RECORD EXTRACTS:
──────

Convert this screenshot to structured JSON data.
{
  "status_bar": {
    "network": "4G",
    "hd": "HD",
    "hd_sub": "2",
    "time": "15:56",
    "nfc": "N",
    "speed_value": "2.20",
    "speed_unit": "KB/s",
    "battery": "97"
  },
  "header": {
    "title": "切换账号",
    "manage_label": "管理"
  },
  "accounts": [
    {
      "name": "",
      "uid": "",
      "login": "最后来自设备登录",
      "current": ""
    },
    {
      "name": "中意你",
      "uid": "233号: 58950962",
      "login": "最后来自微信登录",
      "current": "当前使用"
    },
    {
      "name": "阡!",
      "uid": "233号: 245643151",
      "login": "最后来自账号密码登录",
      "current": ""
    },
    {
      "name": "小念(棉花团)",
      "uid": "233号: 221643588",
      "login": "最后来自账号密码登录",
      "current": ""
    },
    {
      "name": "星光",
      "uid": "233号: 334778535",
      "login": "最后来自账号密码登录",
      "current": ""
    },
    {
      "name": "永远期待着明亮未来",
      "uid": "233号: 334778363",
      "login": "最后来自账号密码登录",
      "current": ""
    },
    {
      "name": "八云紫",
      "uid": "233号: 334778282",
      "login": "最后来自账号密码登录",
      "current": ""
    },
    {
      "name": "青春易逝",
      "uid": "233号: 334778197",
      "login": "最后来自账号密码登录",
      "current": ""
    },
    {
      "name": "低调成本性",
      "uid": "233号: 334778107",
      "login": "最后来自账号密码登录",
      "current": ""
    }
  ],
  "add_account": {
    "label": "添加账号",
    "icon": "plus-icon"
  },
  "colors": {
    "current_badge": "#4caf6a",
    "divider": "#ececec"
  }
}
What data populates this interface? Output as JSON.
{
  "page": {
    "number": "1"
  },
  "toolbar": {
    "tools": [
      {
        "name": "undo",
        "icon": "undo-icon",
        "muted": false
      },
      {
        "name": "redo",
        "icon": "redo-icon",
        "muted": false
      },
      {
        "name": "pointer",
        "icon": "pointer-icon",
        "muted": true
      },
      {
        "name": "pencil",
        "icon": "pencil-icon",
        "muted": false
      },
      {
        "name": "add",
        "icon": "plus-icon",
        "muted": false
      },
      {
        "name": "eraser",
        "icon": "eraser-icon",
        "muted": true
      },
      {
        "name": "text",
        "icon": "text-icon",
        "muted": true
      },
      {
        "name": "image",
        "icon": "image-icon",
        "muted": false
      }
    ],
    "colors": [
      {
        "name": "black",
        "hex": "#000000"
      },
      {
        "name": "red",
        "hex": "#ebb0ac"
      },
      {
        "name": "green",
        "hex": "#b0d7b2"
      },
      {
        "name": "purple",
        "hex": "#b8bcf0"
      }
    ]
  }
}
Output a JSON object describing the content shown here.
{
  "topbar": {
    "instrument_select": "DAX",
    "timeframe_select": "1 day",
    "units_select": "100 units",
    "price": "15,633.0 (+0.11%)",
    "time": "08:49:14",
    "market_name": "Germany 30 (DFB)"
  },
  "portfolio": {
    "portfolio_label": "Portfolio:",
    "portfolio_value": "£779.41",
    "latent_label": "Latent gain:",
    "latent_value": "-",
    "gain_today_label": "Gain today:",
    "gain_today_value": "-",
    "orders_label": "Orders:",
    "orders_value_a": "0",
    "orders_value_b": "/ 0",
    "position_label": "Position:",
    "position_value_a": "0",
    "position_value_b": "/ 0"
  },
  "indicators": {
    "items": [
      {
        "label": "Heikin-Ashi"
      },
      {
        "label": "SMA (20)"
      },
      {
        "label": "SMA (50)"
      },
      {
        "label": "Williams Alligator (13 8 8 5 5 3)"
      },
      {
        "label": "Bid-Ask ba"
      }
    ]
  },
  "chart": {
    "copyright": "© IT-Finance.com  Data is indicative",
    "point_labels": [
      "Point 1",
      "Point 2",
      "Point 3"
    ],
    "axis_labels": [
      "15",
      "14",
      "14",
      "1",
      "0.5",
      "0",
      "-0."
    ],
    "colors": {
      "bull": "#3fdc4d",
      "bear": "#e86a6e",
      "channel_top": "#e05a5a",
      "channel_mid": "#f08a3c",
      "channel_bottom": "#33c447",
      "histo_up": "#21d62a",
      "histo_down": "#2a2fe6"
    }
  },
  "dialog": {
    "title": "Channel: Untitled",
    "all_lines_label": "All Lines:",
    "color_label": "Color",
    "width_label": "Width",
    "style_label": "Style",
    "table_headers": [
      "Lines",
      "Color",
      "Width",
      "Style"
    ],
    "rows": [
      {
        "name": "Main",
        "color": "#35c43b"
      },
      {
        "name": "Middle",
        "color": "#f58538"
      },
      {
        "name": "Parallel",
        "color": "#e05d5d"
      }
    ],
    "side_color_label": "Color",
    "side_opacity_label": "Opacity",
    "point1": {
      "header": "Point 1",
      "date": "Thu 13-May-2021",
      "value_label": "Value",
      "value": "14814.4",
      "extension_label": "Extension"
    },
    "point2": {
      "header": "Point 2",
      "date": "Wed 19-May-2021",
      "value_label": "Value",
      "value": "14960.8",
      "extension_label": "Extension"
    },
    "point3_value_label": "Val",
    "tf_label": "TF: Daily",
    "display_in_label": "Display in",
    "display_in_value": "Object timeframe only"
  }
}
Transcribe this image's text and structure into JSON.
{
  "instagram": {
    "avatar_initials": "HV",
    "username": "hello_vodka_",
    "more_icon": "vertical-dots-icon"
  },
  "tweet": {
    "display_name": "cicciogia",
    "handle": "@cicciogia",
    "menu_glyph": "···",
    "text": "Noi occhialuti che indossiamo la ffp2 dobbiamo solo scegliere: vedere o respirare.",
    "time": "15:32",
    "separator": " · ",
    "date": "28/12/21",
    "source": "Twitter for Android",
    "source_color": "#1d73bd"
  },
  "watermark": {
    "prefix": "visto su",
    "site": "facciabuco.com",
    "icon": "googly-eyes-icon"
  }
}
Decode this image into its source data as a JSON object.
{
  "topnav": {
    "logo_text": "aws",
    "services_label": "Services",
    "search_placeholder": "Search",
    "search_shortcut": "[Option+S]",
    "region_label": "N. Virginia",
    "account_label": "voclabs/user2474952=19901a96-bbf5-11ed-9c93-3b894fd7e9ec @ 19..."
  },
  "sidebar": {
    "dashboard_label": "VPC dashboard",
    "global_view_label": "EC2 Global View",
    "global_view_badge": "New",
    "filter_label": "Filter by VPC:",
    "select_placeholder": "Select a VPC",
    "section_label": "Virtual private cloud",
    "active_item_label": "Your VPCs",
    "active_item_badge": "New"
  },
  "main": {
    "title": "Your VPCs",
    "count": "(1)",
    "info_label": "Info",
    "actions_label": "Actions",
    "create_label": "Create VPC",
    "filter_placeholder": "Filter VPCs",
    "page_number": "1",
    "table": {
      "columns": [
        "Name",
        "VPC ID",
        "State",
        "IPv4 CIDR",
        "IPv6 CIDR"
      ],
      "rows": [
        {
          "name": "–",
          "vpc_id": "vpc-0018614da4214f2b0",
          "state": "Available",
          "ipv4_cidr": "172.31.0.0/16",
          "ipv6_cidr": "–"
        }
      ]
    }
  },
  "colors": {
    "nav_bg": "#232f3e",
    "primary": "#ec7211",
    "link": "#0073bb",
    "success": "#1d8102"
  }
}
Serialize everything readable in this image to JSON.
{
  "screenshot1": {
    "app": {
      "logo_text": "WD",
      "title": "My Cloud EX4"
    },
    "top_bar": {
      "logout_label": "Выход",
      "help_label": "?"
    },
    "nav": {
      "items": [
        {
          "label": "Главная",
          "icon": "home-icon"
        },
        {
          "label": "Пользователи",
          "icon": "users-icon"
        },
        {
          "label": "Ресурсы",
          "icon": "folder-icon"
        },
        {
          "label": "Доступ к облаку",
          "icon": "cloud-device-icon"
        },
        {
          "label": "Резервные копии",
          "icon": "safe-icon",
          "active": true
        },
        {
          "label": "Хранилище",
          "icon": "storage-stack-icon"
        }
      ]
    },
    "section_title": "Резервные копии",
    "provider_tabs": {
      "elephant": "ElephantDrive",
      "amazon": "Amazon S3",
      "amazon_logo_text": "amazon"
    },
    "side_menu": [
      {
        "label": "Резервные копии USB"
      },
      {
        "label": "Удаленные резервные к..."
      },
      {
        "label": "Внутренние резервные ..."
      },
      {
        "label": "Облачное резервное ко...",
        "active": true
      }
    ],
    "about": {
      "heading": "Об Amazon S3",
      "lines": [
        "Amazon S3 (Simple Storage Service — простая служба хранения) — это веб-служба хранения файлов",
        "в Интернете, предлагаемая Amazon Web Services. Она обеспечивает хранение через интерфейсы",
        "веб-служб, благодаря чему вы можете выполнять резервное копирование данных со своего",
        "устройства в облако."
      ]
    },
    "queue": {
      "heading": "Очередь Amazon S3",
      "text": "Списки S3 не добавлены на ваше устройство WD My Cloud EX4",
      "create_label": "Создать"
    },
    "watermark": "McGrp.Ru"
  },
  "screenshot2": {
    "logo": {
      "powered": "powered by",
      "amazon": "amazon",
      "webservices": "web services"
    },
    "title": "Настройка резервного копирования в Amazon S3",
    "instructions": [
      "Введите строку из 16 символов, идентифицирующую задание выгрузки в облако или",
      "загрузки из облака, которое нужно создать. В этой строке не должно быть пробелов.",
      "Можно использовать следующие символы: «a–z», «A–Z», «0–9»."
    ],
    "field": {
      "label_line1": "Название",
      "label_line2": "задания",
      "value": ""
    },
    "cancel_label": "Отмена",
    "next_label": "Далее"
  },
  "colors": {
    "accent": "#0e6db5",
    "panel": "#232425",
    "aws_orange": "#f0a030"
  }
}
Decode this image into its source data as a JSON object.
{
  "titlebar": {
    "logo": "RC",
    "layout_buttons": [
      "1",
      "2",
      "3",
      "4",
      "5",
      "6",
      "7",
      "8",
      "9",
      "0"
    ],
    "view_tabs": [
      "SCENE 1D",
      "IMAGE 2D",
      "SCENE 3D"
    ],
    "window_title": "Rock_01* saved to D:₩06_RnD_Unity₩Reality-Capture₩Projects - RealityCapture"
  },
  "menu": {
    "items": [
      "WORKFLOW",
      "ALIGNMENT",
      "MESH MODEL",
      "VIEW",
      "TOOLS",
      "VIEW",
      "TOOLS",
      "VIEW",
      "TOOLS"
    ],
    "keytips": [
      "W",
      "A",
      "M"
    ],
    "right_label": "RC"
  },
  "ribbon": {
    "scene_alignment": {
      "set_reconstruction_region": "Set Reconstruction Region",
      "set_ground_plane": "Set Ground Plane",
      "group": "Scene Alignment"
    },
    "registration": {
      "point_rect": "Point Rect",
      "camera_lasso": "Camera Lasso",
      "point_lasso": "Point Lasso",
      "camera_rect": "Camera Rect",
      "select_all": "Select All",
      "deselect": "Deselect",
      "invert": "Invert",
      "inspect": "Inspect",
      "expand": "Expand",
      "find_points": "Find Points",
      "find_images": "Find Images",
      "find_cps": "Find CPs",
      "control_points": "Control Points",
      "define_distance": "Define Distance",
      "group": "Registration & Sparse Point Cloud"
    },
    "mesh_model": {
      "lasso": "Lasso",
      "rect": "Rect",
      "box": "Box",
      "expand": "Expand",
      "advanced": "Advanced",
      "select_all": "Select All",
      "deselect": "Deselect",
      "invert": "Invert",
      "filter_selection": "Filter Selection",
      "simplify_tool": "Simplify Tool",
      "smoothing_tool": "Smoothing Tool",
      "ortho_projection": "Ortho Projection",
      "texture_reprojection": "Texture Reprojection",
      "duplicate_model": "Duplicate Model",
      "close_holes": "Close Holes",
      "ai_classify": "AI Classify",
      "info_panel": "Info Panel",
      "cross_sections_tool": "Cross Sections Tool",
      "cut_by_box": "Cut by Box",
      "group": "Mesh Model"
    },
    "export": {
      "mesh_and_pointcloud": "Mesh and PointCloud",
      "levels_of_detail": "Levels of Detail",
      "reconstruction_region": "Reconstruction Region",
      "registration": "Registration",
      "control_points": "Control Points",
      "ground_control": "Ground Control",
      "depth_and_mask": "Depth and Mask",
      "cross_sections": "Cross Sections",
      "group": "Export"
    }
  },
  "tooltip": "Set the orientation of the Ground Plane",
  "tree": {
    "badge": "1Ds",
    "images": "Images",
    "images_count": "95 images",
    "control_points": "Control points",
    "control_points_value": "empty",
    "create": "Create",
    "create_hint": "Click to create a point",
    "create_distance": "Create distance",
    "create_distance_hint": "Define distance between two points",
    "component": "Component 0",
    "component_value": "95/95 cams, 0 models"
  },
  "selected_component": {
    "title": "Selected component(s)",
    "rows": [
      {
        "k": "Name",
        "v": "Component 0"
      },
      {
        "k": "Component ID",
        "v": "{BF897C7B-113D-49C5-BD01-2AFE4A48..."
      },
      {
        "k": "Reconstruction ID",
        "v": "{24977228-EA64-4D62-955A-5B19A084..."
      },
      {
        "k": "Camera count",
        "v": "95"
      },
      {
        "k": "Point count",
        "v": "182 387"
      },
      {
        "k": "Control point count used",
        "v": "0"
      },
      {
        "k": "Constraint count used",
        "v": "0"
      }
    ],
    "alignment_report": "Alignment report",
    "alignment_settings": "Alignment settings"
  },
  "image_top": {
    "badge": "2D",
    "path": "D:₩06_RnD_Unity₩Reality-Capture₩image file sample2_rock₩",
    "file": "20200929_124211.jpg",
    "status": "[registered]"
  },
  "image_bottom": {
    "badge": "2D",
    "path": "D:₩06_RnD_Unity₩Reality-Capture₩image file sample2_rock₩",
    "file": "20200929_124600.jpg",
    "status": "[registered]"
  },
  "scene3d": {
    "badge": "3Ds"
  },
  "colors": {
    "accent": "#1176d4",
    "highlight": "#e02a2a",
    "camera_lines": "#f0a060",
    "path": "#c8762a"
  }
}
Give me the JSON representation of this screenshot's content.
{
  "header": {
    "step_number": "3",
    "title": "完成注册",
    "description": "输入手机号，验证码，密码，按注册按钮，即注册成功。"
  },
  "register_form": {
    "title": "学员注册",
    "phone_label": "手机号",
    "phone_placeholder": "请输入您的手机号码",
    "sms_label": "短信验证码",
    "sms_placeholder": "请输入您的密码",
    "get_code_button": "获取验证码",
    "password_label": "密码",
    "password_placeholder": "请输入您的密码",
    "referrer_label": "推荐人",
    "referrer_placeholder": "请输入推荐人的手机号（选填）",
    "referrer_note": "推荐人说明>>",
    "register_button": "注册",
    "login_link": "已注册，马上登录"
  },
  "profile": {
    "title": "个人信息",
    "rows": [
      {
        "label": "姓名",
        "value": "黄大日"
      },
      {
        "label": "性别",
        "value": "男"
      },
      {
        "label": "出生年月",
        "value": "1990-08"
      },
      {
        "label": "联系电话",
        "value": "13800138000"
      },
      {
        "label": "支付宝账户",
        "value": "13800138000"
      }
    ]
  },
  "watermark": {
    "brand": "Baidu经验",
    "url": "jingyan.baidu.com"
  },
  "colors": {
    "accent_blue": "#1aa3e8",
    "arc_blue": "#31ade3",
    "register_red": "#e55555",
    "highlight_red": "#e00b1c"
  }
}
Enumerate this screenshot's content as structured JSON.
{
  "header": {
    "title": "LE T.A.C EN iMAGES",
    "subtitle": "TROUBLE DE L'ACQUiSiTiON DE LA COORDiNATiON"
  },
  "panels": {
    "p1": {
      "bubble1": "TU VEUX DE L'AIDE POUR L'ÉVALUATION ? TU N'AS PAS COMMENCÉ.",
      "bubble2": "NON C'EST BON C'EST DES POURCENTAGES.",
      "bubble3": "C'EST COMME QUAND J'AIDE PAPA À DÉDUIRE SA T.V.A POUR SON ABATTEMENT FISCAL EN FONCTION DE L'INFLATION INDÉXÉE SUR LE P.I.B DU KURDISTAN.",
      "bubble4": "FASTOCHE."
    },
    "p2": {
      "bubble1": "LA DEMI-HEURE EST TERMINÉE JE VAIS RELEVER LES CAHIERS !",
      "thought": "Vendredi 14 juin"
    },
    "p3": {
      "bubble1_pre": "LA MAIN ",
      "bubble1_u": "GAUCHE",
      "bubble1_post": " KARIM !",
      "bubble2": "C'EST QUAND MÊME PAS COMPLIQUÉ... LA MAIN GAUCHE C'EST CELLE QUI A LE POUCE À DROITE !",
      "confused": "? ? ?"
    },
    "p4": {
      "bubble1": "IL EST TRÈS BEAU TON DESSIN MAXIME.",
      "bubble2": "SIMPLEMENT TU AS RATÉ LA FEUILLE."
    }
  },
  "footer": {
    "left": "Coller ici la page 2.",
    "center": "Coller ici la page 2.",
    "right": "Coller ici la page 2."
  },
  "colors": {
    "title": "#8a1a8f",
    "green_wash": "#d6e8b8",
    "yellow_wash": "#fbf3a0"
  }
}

──────

SET TASK: Locate all lines in the listing above with the word "облако". Copy them.

PROBLEM SOLUTION:
        "устройства в облако."
      "Введите строку из 16 символов, идентифицирующую задание выгрузки в облако или",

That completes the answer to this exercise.